**Records from a data collection:**

■ ■ ■ ■

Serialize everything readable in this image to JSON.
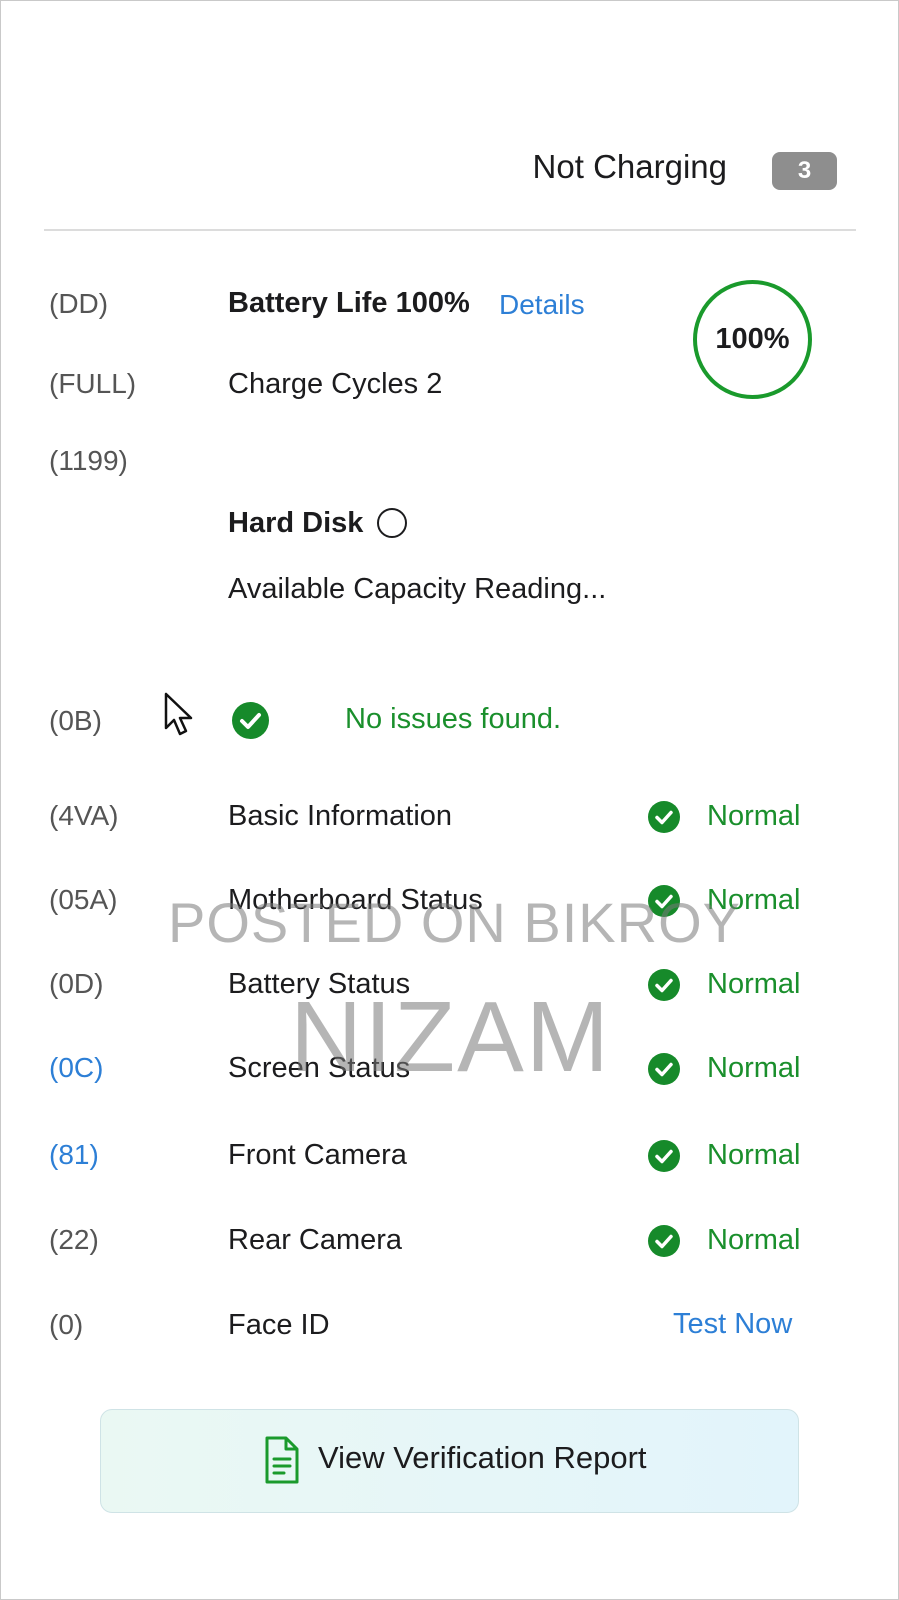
{
  "header": {
    "status_text": "Not Charging",
    "badge_count": "3"
  },
  "battery": {
    "life_label": "Battery Life 100%",
    "details_link": "Details",
    "cycles_label": "Charge Cycles 2",
    "ring_percent": "100%",
    "ring_color": "#1a9a2c",
    "codes": [
      "(DD)",
      "(FULL)",
      "(1199)"
    ]
  },
  "hard_disk": {
    "title": "Hard Disk",
    "capacity_text": "Available Capacity Reading..."
  },
  "summary": {
    "code": "(0B)",
    "message": "No issues found.",
    "icon": "check-circle-icon"
  },
  "checks": [
    {
      "code": "(4VA)",
      "label": "Basic Information",
      "status": "Normal"
    },
    {
      "code": "(05A)",
      "label": "Motherboard Status",
      "status": "Normal"
    },
    {
      "code": "(0D)",
      "label": "Battery Status",
      "status": "Normal"
    },
    {
      "code": "(0C)",
      "label": "Screen Status",
      "status": "Normal"
    },
    {
      "code": "(81)",
      "label": "Front Camera",
      "status": "Normal"
    },
    {
      "code": "(22)",
      "label": "Rear Camera",
      "status": "Normal"
    }
  ],
  "face_id": {
    "code": "(0)",
    "label": "Face ID",
    "action": "Test Now"
  },
  "report_button": {
    "label": "View Verification Report",
    "icon": "document-icon"
  },
  "watermark": {
    "line1": "POSTED ON BIKROY",
    "line2": "NIZAM"
  },
  "colors": {
    "accent_blue": "#2d7fd6",
    "status_green": "#1a8f2c",
    "badge_gray": "#8e8e8e"
  }
}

■ ■ ■ ■

Extract all the data above exactly, excluding every picture.

Serialize everything readable in this image to JSON.
{
  "header": {
    "status_text": "Not Charging",
    "badge_count": "3"
  },
  "battery": {
    "life_label": "Battery Life 100%",
    "details_link": "Details",
    "cycles_label": "Charge Cycles 2",
    "ring_percent": "100%",
    "ring_color": "#1a9a2c",
    "codes": [
      "(DD)",
      "(FULL)",
      "(1199)"
    ]
  },
  "hard_disk": {
    "title": "Hard Disk",
    "capacity_text": "Available Capacity Reading..."
  },
  "summary": {
    "code": "(0B)",
    "message": "No issues found.",
    "icon": "check-circle-icon"
  },
  "checks": [
    {
      "code": "(4VA)",
      "label": "Basic Information",
      "status": "Normal"
    },
    {
      "code": "(05A)",
      "label": "Motherboard Status",
      "status": "Normal"
    },
    {
      "code": "(0D)",
      "label": "Battery Status",
      "status": "Normal"
    },
    {
      "code": "(0C)",
      "label": "Screen Status",
      "status": "Normal"
    },
    {
      "code": "(81)",
      "label": "Front Camera",
      "status": "Normal"
    },
    {
      "code": "(22)",
      "label": "Rear Camera",
      "status": "Normal"
    }
  ],
  "face_id": {
    "code": "(0)",
    "label": "Face ID",
    "action": "Test Now"
  },
  "report_button": {
    "label": "View Verification Report",
    "icon": "document-icon"
  },
  "watermark": {
    "line1": "POSTED ON BIKROY",
    "line2": "NIZAM"
  },
  "colors": {
    "accent_blue": "#2d7fd6",
    "status_green": "#1a8f2c",
    "badge_gray": "#8e8e8e"
  }
}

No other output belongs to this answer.